• **WHAT YOU SHOULD DO**
Pull each line holding the word "JSON" from the data.

• **DATASET**
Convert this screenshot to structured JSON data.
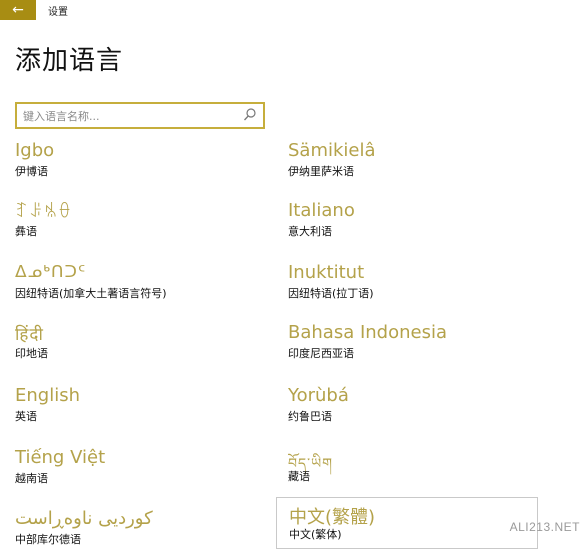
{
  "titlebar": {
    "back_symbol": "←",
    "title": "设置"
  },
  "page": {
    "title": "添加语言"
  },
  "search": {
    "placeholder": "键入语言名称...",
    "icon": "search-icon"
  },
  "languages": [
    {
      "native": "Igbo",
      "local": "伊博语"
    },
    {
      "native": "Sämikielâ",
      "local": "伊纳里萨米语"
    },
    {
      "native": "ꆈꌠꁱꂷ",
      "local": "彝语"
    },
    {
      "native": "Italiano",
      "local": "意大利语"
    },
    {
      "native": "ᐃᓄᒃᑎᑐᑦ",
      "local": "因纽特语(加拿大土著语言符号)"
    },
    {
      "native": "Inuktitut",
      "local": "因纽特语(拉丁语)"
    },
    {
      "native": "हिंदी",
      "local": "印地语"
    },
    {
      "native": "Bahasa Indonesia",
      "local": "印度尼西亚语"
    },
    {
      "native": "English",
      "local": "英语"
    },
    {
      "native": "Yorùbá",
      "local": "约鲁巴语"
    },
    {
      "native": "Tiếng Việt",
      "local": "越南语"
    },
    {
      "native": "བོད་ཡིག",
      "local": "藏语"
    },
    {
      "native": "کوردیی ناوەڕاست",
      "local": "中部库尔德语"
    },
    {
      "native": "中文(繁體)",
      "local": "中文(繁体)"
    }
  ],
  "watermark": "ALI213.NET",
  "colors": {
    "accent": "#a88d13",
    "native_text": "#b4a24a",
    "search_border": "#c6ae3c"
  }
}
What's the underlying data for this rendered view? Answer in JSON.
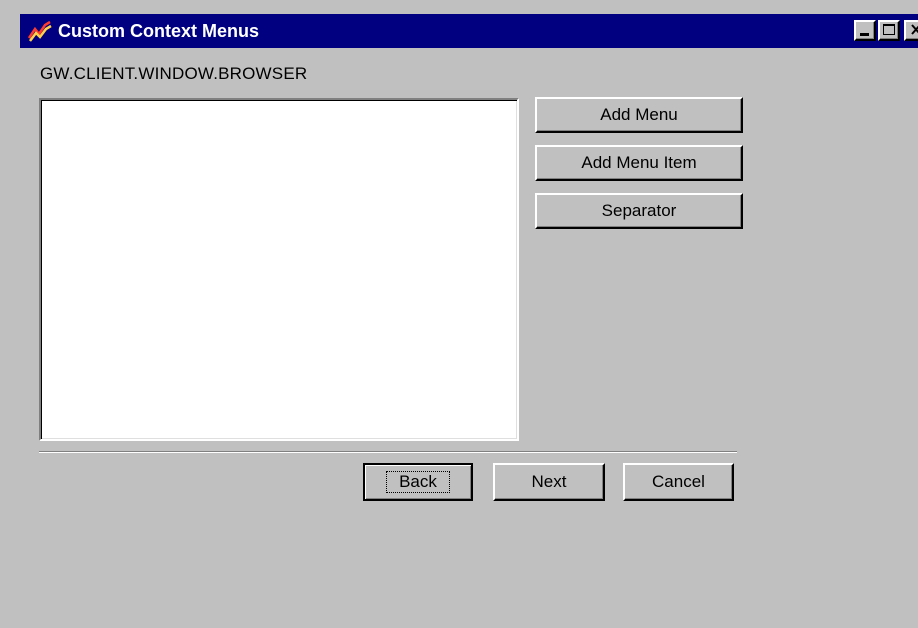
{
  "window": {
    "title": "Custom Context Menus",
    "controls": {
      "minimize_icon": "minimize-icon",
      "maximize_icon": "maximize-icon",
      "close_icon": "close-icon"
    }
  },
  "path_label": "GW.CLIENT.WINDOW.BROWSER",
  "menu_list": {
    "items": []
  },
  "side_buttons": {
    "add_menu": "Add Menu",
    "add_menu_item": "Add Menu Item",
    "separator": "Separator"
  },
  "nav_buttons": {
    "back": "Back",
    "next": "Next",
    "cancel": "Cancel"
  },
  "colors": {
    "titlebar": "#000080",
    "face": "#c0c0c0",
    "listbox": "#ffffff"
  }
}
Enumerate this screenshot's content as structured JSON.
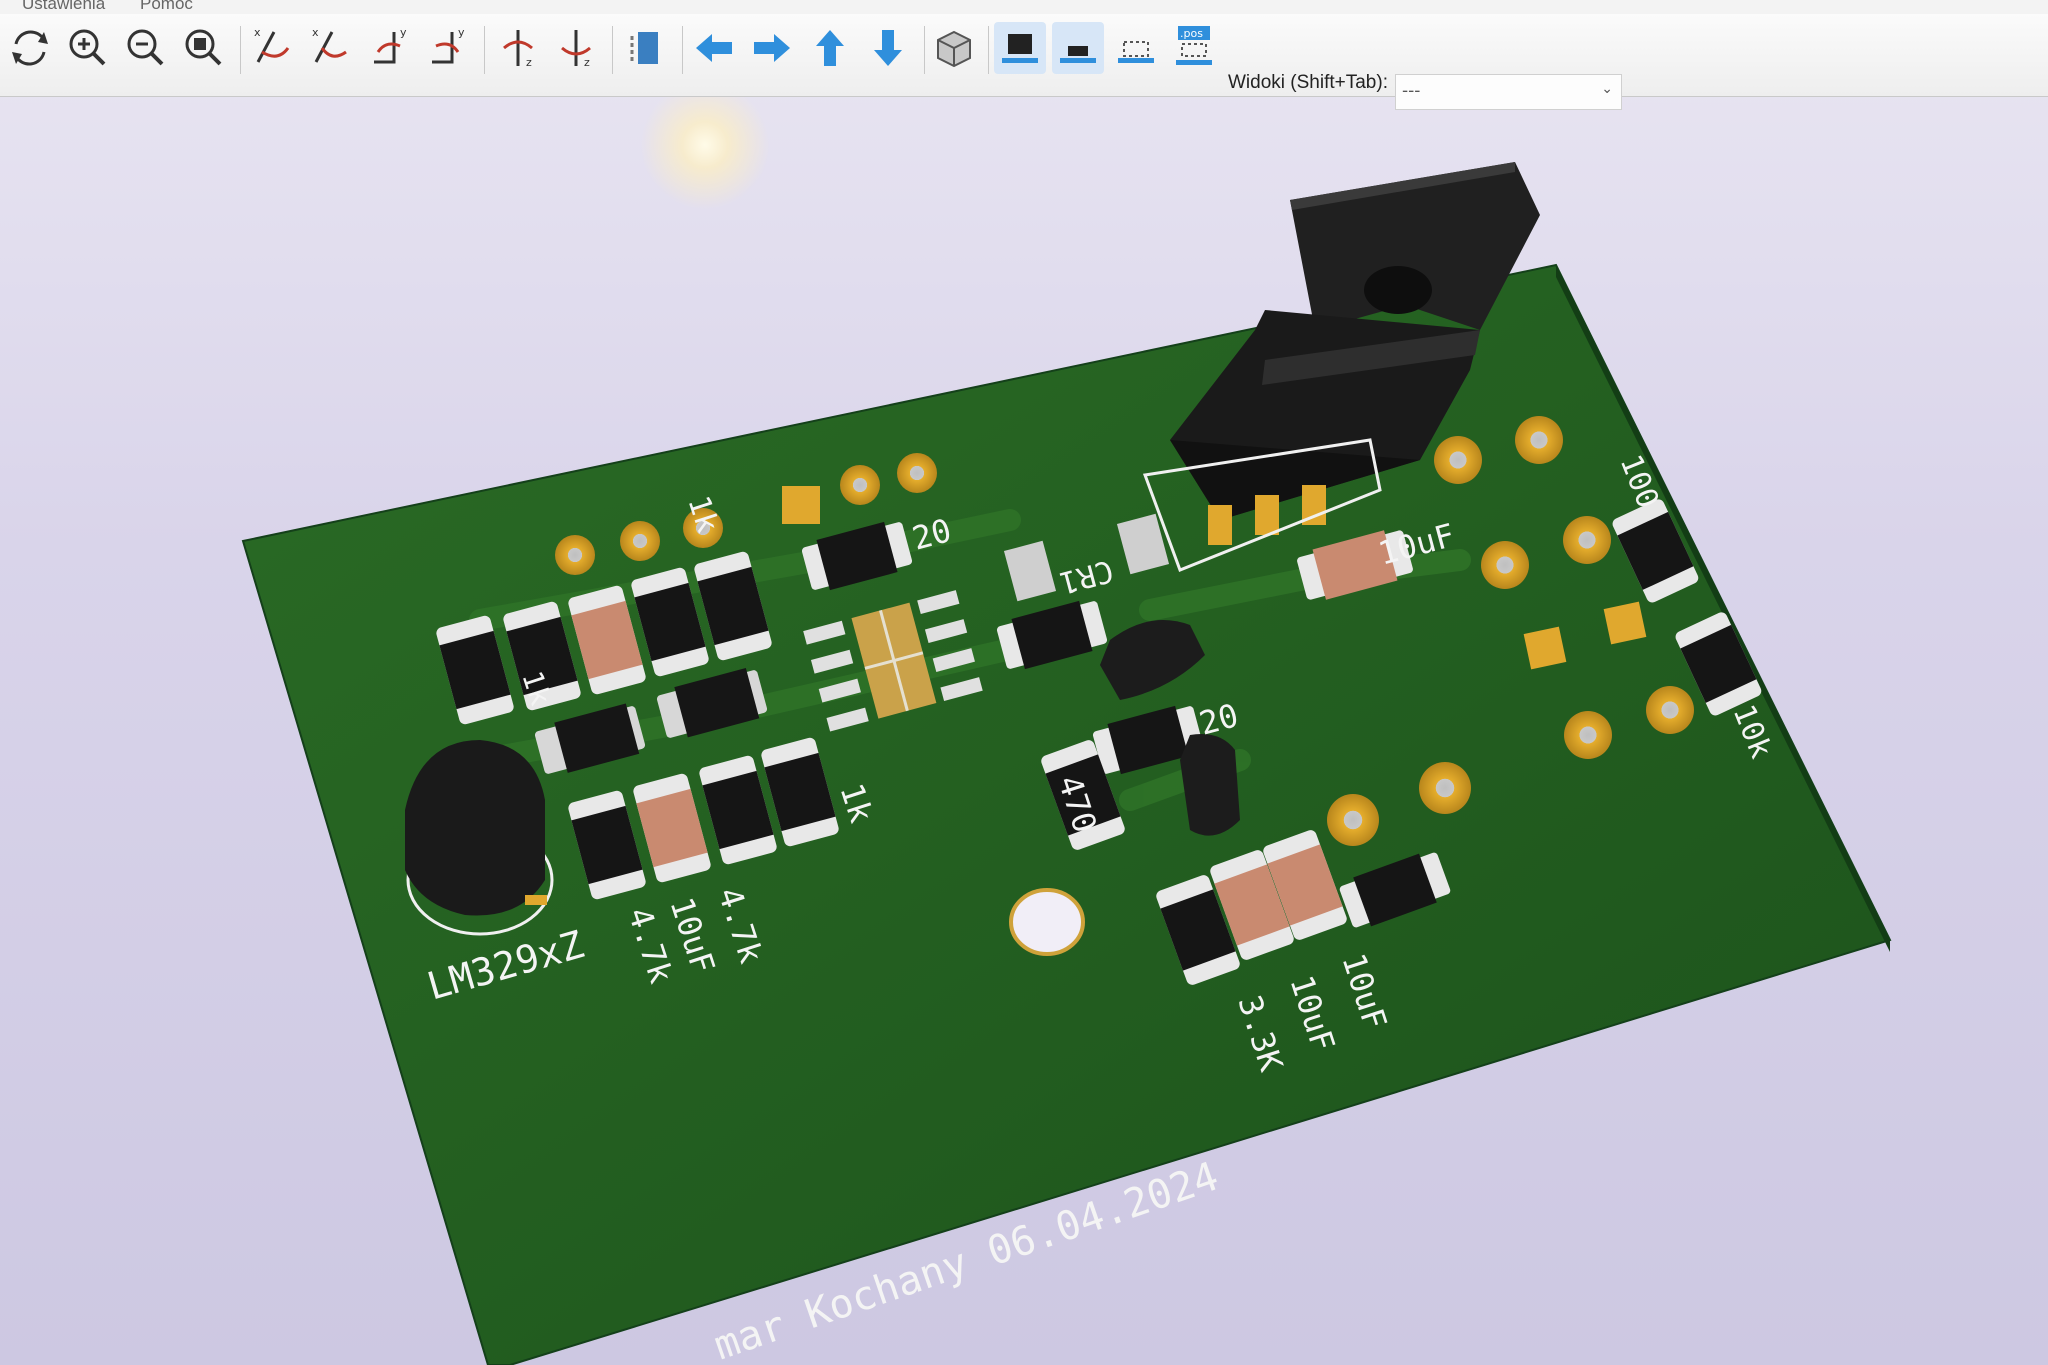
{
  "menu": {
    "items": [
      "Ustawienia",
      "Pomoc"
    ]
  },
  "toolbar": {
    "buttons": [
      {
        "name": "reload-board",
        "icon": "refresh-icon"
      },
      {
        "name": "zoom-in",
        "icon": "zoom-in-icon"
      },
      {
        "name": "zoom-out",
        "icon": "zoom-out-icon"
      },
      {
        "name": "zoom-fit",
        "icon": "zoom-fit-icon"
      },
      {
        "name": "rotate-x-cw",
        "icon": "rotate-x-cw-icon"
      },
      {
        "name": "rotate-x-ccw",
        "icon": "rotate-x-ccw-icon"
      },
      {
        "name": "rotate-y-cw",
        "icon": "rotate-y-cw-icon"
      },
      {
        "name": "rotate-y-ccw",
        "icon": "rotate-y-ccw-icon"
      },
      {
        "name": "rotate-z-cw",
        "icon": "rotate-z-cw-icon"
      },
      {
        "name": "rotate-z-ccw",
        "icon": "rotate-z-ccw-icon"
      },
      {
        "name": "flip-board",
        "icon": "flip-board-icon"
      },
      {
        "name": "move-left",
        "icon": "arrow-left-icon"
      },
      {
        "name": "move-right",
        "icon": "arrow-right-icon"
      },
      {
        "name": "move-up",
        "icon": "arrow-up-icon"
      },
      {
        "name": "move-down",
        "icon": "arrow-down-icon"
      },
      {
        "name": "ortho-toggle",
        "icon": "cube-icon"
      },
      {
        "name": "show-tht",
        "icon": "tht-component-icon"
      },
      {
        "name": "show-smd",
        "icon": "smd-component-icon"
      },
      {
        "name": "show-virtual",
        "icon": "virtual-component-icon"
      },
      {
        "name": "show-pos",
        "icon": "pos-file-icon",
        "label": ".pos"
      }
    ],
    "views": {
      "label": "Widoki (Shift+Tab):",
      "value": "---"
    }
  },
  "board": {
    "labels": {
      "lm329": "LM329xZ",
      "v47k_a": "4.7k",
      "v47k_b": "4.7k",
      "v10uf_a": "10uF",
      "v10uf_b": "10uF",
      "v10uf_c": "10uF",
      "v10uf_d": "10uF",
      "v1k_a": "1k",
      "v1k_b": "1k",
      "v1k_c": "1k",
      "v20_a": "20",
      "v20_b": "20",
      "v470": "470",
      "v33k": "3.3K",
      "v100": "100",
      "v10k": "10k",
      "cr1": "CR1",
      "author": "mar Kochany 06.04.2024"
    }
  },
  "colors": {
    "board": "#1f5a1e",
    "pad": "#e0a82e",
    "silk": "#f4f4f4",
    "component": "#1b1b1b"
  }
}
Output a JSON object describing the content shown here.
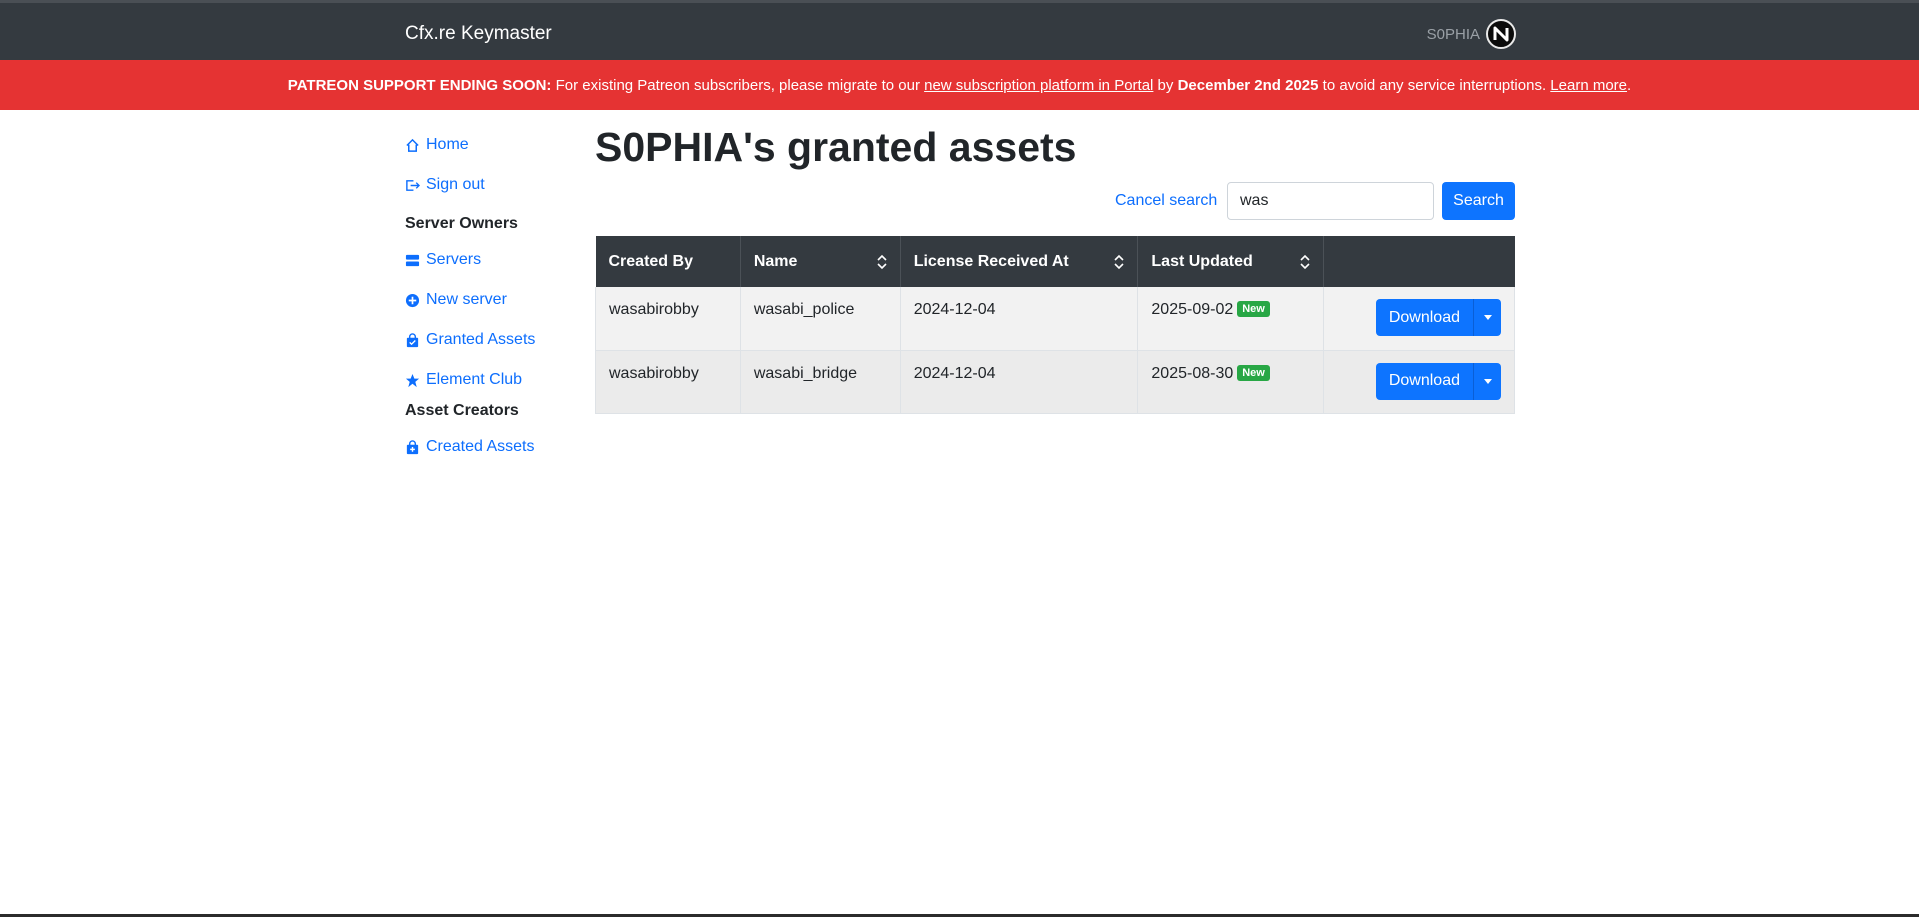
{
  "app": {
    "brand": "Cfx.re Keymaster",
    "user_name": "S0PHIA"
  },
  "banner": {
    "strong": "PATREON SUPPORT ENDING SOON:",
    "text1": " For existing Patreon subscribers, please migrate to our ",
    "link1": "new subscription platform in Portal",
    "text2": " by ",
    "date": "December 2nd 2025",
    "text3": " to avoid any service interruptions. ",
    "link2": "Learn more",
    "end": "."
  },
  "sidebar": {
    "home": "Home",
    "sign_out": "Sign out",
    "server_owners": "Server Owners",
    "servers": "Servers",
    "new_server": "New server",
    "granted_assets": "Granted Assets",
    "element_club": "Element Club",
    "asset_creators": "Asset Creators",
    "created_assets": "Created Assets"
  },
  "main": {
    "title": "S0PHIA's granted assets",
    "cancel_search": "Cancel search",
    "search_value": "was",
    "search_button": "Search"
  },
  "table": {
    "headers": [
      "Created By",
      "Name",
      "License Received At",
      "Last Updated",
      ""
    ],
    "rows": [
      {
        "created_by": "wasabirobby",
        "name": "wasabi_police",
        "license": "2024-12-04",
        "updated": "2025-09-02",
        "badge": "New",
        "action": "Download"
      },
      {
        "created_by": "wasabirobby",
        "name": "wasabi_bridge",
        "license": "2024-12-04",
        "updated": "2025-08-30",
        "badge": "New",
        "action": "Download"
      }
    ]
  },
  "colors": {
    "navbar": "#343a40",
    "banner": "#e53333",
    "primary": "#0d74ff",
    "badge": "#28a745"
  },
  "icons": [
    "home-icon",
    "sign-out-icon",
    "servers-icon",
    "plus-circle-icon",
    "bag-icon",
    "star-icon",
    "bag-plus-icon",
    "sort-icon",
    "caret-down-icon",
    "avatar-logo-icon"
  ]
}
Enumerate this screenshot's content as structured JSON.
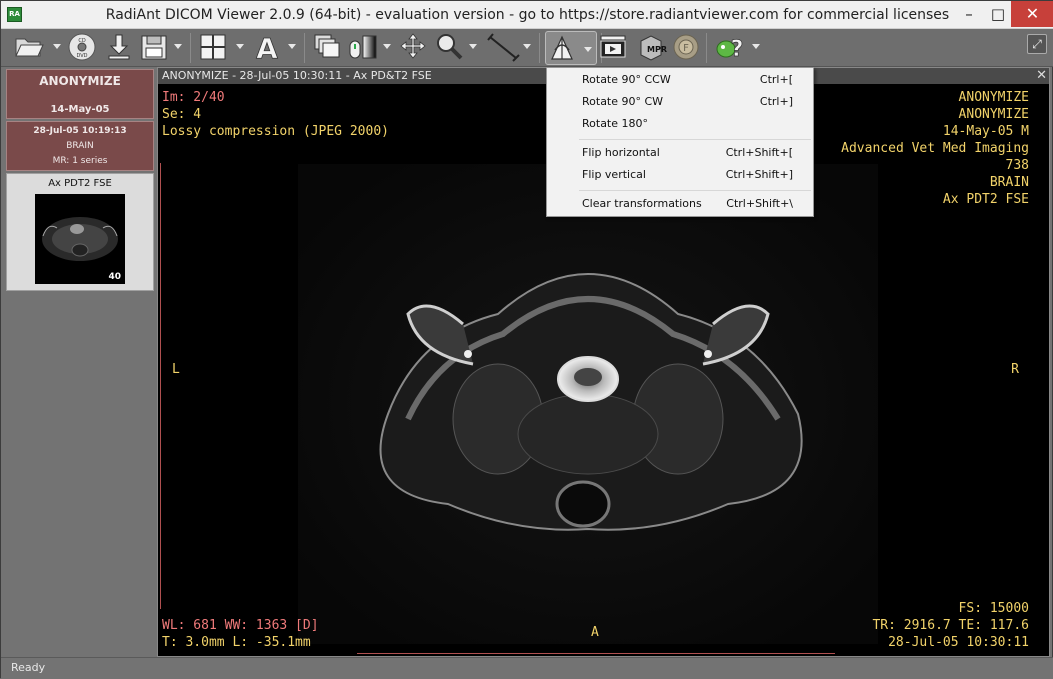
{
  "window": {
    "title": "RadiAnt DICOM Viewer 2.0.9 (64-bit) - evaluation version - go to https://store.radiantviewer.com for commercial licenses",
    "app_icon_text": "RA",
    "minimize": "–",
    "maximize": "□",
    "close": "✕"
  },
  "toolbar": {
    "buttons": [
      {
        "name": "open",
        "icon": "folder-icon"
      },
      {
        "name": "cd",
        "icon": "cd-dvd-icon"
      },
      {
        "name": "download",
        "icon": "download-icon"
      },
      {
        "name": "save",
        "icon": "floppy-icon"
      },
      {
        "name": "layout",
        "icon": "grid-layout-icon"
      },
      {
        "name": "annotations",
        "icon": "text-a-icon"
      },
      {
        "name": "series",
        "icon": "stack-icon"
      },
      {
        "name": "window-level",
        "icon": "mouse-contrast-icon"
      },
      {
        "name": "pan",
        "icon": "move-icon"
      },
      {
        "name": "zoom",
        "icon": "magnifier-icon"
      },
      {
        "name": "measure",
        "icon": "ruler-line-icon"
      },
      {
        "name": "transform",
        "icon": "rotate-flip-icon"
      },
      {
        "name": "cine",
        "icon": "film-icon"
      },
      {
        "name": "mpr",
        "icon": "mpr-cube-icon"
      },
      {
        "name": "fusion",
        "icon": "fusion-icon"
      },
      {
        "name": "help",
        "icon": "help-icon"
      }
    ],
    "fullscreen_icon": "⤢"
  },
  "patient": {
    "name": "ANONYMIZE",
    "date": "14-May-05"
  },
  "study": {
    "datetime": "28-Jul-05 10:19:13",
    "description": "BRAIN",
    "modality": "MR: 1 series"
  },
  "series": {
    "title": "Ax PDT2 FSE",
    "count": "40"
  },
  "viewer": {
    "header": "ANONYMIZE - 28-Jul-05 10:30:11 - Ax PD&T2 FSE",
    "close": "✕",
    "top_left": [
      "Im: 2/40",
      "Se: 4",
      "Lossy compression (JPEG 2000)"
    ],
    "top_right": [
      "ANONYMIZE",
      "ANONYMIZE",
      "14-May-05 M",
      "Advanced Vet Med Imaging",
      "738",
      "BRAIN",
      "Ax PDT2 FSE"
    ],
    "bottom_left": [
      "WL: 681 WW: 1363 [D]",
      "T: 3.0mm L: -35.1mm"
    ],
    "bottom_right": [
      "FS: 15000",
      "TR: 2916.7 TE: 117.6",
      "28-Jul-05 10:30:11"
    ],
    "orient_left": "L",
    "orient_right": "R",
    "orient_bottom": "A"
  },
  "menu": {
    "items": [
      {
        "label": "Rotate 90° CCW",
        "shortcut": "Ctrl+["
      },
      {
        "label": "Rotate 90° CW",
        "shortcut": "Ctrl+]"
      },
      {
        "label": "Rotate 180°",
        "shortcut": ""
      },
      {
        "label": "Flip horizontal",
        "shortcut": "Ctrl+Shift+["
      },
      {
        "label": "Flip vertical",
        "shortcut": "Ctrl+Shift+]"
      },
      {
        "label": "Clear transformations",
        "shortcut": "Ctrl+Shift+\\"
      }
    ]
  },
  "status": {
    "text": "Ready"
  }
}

• **REPLY TO THE EXERCISE**
Convert this screenshot to structured JSON data.
What's the underlying data for this rendered view? Answer in JSON.
Enumerate this screenshot's content as structured JSON.
Output a JSON object describing the content shown here.
Enumerate this screenshot's content as structured JSON.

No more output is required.